**Task prompt:**
Copy these lines with "bbox" replaced by "bounding box" everywhere and all else unchanged. Leave out the pictures.

**Entries:**
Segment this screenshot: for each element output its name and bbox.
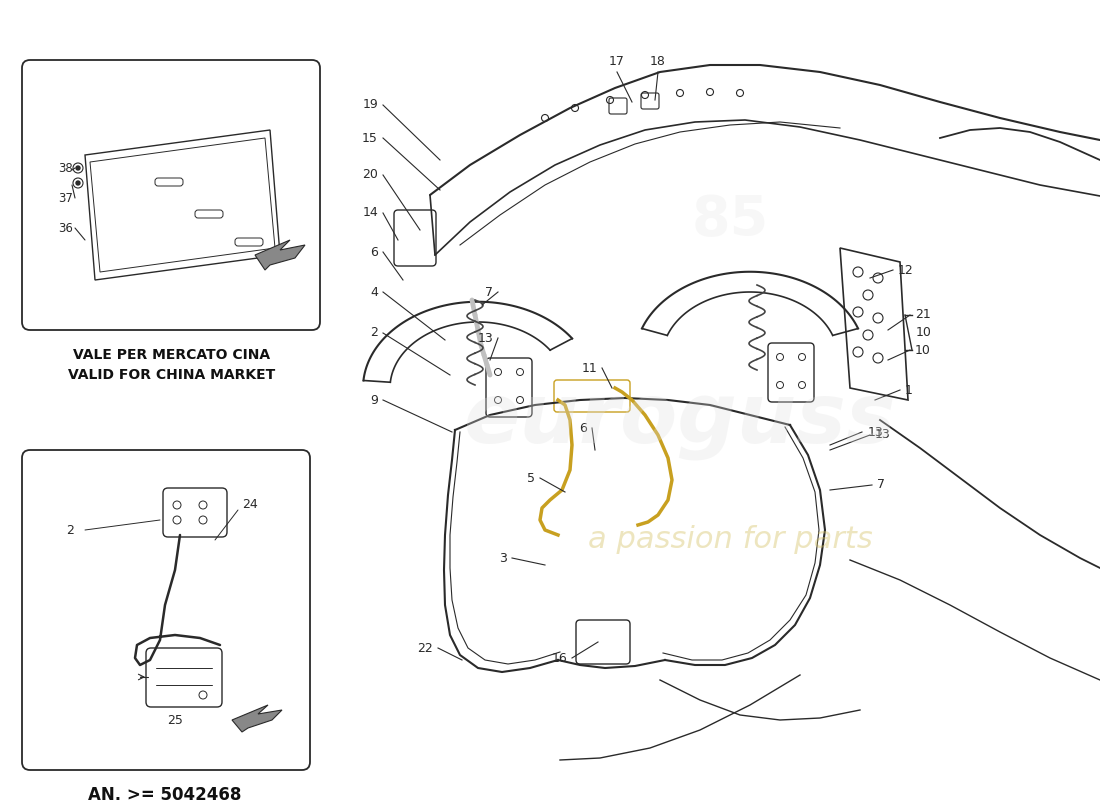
Text: a passion for parts: a passion for parts [587,526,872,554]
Text: 1: 1 [905,383,913,397]
Text: 4: 4 [370,286,378,298]
Text: 12: 12 [898,263,914,277]
Text: 37: 37 [58,191,73,205]
Text: euroguss: euroguss [464,379,896,461]
Text: 3: 3 [499,551,507,565]
Circle shape [76,166,80,170]
Text: 7: 7 [877,478,886,491]
Text: 21: 21 [915,309,931,322]
Text: 13: 13 [477,331,493,345]
Text: 17: 17 [609,55,625,68]
Text: 2: 2 [66,523,74,537]
Text: 5: 5 [527,471,535,485]
Text: 13: 13 [868,426,883,438]
Text: 15: 15 [362,131,378,145]
Text: VALE PER MERCATO CINA: VALE PER MERCATO CINA [74,348,271,362]
Text: AN. >= 5042468: AN. >= 5042468 [88,786,242,800]
Text: 38: 38 [58,162,73,174]
Text: 14: 14 [362,206,378,219]
Text: 22: 22 [417,642,433,654]
Text: 2: 2 [370,326,378,339]
Text: 11: 11 [581,362,597,374]
Polygon shape [255,240,305,270]
Text: 13: 13 [874,429,891,442]
Text: 20: 20 [362,169,378,182]
Text: 25: 25 [167,714,183,726]
Text: 10: 10 [916,326,932,338]
Text: 24: 24 [242,498,257,511]
Text: 6: 6 [370,246,378,258]
Text: 7: 7 [485,286,493,298]
Text: 16: 16 [551,651,566,665]
Circle shape [76,181,80,185]
Text: 6: 6 [579,422,587,434]
Polygon shape [232,705,282,732]
Text: 19: 19 [362,98,378,111]
Text: 10: 10 [915,343,931,357]
Text: 18: 18 [650,55,666,68]
Text: 85: 85 [692,193,769,247]
Text: 9: 9 [370,394,378,406]
Text: 36: 36 [58,222,73,234]
Text: VALID FOR CHINA MARKET: VALID FOR CHINA MARKET [68,368,276,382]
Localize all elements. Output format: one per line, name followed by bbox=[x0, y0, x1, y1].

**Result for this task:**
Segment this screenshot: for each element output its name and bounding box.
Text: a passion for parts: a passion for parts [587,526,872,554]
Text: 1: 1 [905,383,913,397]
Text: 4: 4 [370,286,378,298]
Text: 12: 12 [898,263,914,277]
Text: 37: 37 [58,191,73,205]
Text: euroguss: euroguss [464,379,896,461]
Text: 3: 3 [499,551,507,565]
Circle shape [76,166,80,170]
Text: 7: 7 [877,478,886,491]
Text: 21: 21 [915,309,931,322]
Text: 13: 13 [477,331,493,345]
Text: 17: 17 [609,55,625,68]
Text: 2: 2 [66,523,74,537]
Text: 5: 5 [527,471,535,485]
Text: 13: 13 [868,426,883,438]
Text: 15: 15 [362,131,378,145]
Text: VALE PER MERCATO CINA: VALE PER MERCATO CINA [74,348,271,362]
Text: AN. >= 5042468: AN. >= 5042468 [88,786,242,800]
Text: 38: 38 [58,162,73,174]
Text: 14: 14 [362,206,378,219]
Text: 22: 22 [417,642,433,654]
Text: 2: 2 [370,326,378,339]
Text: 11: 11 [581,362,597,374]
Polygon shape [255,240,305,270]
Text: 13: 13 [874,429,891,442]
Text: 20: 20 [362,169,378,182]
Text: 25: 25 [167,714,183,726]
Text: 10: 10 [916,326,932,338]
Text: 24: 24 [242,498,257,511]
Text: 6: 6 [370,246,378,258]
Text: 7: 7 [485,286,493,298]
Text: 16: 16 [551,651,566,665]
Circle shape [76,181,80,185]
Text: 6: 6 [579,422,587,434]
Polygon shape [232,705,282,732]
Text: 19: 19 [362,98,378,111]
Text: 10: 10 [915,343,931,357]
Text: 18: 18 [650,55,666,68]
Text: 85: 85 [692,193,769,247]
Text: 9: 9 [370,394,378,406]
Text: 36: 36 [58,222,73,234]
Text: VALID FOR CHINA MARKET: VALID FOR CHINA MARKET [68,368,276,382]
Localize all elements. Output format: one per line, name followed by bounding box=[x0, y0, x1, y1].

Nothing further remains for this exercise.